# SHORT EXERCISE:
Change every "y2-tick-label" in the entries below to "right-axis-tick-label", and write out all the entries again with nothing else altered.

Item position entries:

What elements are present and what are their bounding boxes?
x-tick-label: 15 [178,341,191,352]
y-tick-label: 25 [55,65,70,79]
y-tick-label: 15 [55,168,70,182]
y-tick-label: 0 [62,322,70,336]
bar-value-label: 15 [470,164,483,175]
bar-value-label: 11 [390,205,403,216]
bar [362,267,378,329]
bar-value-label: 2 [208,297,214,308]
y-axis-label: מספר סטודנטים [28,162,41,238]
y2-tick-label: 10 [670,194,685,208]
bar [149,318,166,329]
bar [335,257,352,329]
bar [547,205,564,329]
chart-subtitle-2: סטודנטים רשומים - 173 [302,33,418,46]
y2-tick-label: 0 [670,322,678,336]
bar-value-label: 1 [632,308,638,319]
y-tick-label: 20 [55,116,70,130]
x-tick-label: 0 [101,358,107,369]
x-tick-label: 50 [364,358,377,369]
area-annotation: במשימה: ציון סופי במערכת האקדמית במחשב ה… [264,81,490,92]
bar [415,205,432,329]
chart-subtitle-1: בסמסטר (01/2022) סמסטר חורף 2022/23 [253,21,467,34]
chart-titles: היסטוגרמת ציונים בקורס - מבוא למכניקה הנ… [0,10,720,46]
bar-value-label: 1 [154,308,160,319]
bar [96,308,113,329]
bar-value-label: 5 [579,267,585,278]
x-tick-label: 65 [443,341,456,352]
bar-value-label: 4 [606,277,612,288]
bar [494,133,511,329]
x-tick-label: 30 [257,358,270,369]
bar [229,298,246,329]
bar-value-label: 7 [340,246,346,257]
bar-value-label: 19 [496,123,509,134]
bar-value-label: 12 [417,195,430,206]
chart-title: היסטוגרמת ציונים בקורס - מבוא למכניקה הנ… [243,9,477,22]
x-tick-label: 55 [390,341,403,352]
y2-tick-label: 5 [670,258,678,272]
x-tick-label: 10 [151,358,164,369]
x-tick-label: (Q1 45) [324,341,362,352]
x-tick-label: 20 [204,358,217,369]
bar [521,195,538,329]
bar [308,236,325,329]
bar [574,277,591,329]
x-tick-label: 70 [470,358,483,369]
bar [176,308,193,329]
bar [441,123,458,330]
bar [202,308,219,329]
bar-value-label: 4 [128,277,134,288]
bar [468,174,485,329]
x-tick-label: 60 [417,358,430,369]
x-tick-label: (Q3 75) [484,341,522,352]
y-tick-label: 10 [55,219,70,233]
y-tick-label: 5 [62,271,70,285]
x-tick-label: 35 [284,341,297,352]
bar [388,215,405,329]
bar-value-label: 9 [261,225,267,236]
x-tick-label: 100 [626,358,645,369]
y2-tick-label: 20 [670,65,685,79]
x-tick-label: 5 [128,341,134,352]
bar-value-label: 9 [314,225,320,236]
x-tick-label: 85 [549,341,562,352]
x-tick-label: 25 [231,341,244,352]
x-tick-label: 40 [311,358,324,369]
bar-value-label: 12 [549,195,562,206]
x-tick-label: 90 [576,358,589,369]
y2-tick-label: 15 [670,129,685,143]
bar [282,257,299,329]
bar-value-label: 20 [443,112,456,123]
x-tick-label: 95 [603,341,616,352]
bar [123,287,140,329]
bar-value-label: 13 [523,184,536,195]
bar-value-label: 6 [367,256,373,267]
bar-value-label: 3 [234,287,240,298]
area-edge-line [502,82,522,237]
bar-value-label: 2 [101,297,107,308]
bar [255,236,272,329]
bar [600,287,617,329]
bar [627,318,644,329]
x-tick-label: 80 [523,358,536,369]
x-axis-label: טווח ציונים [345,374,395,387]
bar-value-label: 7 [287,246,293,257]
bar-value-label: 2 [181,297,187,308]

# ANSWER FOR THE TASK:
What elements are present and what are their bounding boxes?
x-tick-label: 15 [178,341,191,352]
y-tick-label: 25 [55,65,70,79]
y-tick-label: 15 [55,168,70,182]
y-tick-label: 0 [62,322,70,336]
bar-value-label: 15 [470,164,483,175]
bar-value-label: 11 [390,205,403,216]
bar [362,267,378,329]
bar-value-label: 2 [208,297,214,308]
y-axis-label: מספר סטודנטים [28,162,41,238]
right-axis-tick-label: 10 [670,194,685,208]
bar [149,318,166,329]
bar [335,257,352,329]
bar [547,205,564,329]
chart-subtitle-2: סטודנטים רשומים - 173 [302,33,418,46]
right-axis-tick-label: 0 [670,322,678,336]
bar-value-label: 1 [632,308,638,319]
y-tick-label: 20 [55,116,70,130]
x-tick-label: 0 [101,358,107,369]
x-tick-label: 50 [364,358,377,369]
area-annotation: במשימה: ציון סופי במערכת האקדמית במחשב ה… [264,81,490,92]
bar [415,205,432,329]
chart-subtitle-1: בסמסטר (01/2022) סמסטר חורף 2022/23 [253,21,467,34]
chart-titles: היסטוגרמת ציונים בקורס - מבוא למכניקה הנ… [0,10,720,46]
bar-value-label: 1 [154,308,160,319]
bar [96,308,113,329]
bar-value-label: 5 [579,267,585,278]
x-tick-label: 65 [443,341,456,352]
bar-value-label: 4 [606,277,612,288]
bar [494,133,511,329]
x-tick-label: 30 [257,358,270,369]
bar [229,298,246,329]
bar-value-label: 7 [340,246,346,257]
bar-value-label: 19 [496,123,509,134]
bar-value-label: 12 [417,195,430,206]
chart-title: היסטוגרמת ציונים בקורס - מבוא למכניקה הנ… [243,9,477,22]
x-tick-label: 55 [390,341,403,352]
right-axis-tick-label: 5 [670,258,678,272]
x-tick-label: 10 [151,358,164,369]
x-tick-label: (Q1 45) [324,341,362,352]
x-tick-label: 20 [204,358,217,369]
bar [521,195,538,329]
bar [308,236,325,329]
bar [574,277,591,329]
x-tick-label: 70 [470,358,483,369]
bar [176,308,193,329]
bar [441,123,458,330]
bar [202,308,219,329]
bar-value-label: 4 [128,277,134,288]
bar [468,174,485,329]
x-tick-label: 60 [417,358,430,369]
x-tick-label: (Q3 75) [484,341,522,352]
y-tick-label: 10 [55,219,70,233]
y-tick-label: 5 [62,271,70,285]
x-tick-label: 35 [284,341,297,352]
bar [388,215,405,329]
bar-value-label: 9 [261,225,267,236]
x-tick-label: 100 [626,358,645,369]
right-axis-tick-label: 20 [670,65,685,79]
x-tick-label: 5 [128,341,134,352]
bar-value-label: 9 [314,225,320,236]
x-tick-label: 85 [549,341,562,352]
x-tick-label: 25 [231,341,244,352]
x-tick-label: 40 [311,358,324,369]
bar-value-label: 12 [549,195,562,206]
x-tick-label: 90 [576,358,589,369]
right-axis-tick-label: 15 [670,129,685,143]
bar [282,257,299,329]
bar-value-label: 20 [443,112,456,123]
x-tick-label: 95 [603,341,616,352]
bar [123,287,140,329]
bar-value-label: 13 [523,184,536,195]
bar-value-label: 6 [367,256,373,267]
bar-value-label: 3 [234,287,240,298]
area-edge-line [502,82,522,237]
bar-value-label: 2 [101,297,107,308]
bar [255,236,272,329]
bar [600,287,617,329]
bar [627,318,644,329]
x-tick-label: 80 [523,358,536,369]
x-axis-label: טווח ציונים [345,374,395,387]
bar-value-label: 7 [287,246,293,257]
bar-value-label: 2 [181,297,187,308]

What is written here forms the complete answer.